### [DIRECTION]
Set down the full listing exactly, character for character.

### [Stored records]
···

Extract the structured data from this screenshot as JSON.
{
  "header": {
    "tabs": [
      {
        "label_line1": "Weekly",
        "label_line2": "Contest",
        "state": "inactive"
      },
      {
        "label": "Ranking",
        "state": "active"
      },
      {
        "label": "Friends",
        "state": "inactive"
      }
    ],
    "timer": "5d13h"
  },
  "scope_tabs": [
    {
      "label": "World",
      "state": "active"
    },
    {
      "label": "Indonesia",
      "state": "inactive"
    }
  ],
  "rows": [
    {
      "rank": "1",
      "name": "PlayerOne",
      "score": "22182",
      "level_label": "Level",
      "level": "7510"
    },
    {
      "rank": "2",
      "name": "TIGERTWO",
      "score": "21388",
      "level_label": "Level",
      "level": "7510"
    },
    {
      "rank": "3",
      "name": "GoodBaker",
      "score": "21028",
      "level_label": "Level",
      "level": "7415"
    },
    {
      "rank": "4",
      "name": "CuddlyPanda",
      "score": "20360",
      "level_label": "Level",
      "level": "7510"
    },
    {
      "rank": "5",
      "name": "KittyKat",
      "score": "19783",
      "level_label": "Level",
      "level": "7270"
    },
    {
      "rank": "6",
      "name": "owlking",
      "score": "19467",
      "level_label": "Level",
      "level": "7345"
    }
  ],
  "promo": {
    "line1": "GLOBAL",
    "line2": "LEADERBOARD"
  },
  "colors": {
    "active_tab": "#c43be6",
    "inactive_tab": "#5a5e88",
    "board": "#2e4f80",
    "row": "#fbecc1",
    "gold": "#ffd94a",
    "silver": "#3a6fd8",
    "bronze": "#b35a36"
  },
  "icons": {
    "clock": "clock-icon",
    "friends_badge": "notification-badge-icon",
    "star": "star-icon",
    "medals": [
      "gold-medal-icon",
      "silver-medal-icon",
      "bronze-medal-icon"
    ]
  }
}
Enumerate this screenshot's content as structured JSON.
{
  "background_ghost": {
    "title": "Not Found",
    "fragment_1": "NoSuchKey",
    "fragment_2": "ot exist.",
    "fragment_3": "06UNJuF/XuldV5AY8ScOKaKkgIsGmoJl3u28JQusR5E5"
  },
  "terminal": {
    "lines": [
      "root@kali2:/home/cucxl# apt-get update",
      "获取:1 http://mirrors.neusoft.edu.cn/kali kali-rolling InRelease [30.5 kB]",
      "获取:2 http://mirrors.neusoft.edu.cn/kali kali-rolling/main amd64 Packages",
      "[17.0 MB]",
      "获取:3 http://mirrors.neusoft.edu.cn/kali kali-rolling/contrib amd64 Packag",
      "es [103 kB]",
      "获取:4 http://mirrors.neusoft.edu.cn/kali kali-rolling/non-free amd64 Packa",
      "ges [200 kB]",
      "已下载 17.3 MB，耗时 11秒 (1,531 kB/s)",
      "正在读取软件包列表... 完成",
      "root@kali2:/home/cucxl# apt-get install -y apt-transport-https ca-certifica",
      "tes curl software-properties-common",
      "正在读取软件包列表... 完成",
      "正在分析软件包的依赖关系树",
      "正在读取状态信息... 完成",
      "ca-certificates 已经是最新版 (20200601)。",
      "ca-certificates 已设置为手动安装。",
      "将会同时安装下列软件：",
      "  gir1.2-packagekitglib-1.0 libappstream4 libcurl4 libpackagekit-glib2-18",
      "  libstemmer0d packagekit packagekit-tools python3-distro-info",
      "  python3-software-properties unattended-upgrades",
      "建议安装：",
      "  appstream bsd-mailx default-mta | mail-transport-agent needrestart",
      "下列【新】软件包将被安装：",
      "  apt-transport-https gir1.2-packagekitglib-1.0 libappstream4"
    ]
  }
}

···

### [EXPECTED OUTPUT]
Extract the structured data from this screenshot as JSON.
{
  "header": {
    "tabs": [
      {
        "label_line1": "Weekly",
        "label_line2": "Contest",
        "state": "inactive"
      },
      {
        "label": "Ranking",
        "state": "active"
      },
      {
        "label": "Friends",
        "state": "inactive"
      }
    ],
    "timer": "5d13h"
  },
  "scope_tabs": [
    {
      "label": "World",
      "state": "active"
    },
    {
      "label": "Indonesia",
      "state": "inactive"
    }
  ],
  "rows": [
    {
      "rank": "1",
      "name": "PlayerOne",
      "score": "22182",
      "level_label": "Level",
      "level": "7510"
    },
    {
      "rank": "2",
      "name": "TIGERTWO",
      "score": "21388",
      "level_label": "Level",
      "level": "7510"
    },
    {
      "rank": "3",
      "name": "GoodBaker",
      "score": "21028",
      "level_label": "Level",
      "level": "7415"
    },
    {
      "rank": "4",
      "name": "CuddlyPanda",
      "score": "20360",
      "level_label": "Level",
      "level": "7510"
    },
    {
      "rank": "5",
      "name": "KittyKat",
      "score": "19783",
      "level_label": "Level",
      "level": "7270"
    },
    {
      "rank": "6",
      "name": "owlking",
      "score": "19467",
      "level_label": "Level",
      "level": "7345"
    }
  ],
  "promo": {
    "line1": "GLOBAL",
    "line2": "LEADERBOARD"
  },
  "colors": {
    "active_tab": "#c43be6",
    "inactive_tab": "#5a5e88",
    "board": "#2e4f80",
    "row": "#fbecc1",
    "gold": "#ffd94a",
    "silver": "#3a6fd8",
    "bronze": "#b35a36"
  },
  "icons": {
    "clock": "clock-icon",
    "friends_badge": "notification-badge-icon",
    "star": "star-icon",
    "medals": [
      "gold-medal-icon",
      "silver-medal-icon",
      "bronze-medal-icon"
    ]
  }
}
Enumerate this screenshot's content as structured JSON.
{
  "background_ghost": {
    "title": "Not Found",
    "fragment_1": "NoSuchKey",
    "fragment_2": "ot exist.",
    "fragment_3": "06UNJuF/XuldV5AY8ScOKaKkgIsGmoJl3u28JQusR5E5"
  },
  "terminal": {
    "lines": [
      "root@kali2:/home/cucxl# apt-get update",
      "获取:1 http://mirrors.neusoft.edu.cn/kali kali-rolling InRelease [30.5 kB]",
      "获取:2 http://mirrors.neusoft.edu.cn/kali kali-rolling/main amd64 Packages",
      "[17.0 MB]",
      "获取:3 http://mirrors.neusoft.edu.cn/kali kali-rolling/contrib amd64 Packag",
      "es [103 kB]",
      "获取:4 http://mirrors.neusoft.edu.cn/kali kali-rolling/non-free amd64 Packa",
      "ges [200 kB]",
      "已下载 17.3 MB，耗时 11秒 (1,531 kB/s)",
      "正在读取软件包列表... 完成",
      "root@kali2:/home/cucxl# apt-get install -y apt-transport-https ca-certifica",
      "tes curl software-properties-common",
      "正在读取软件包列表... 完成",
      "正在分析软件包的依赖关系树",
      "正在读取状态信息... 完成",
      "ca-certificates 已经是最新版 (20200601)。",
      "ca-certificates 已设置为手动安装。",
      "将会同时安装下列软件：",
      "  gir1.2-packagekitglib-1.0 libappstream4 libcurl4 libpackagekit-glib2-18",
      "  libstemmer0d packagekit packagekit-tools python3-distro-info",
      "  python3-software-properties unattended-upgrades",
      "建议安装：",
      "  appstream bsd-mailx default-mta | mail-transport-agent needrestart",
      "下列【新】软件包将被安装：",
      "  apt-transport-https gir1.2-packagekitglib-1.0 libappstream4"
    ]
  }
}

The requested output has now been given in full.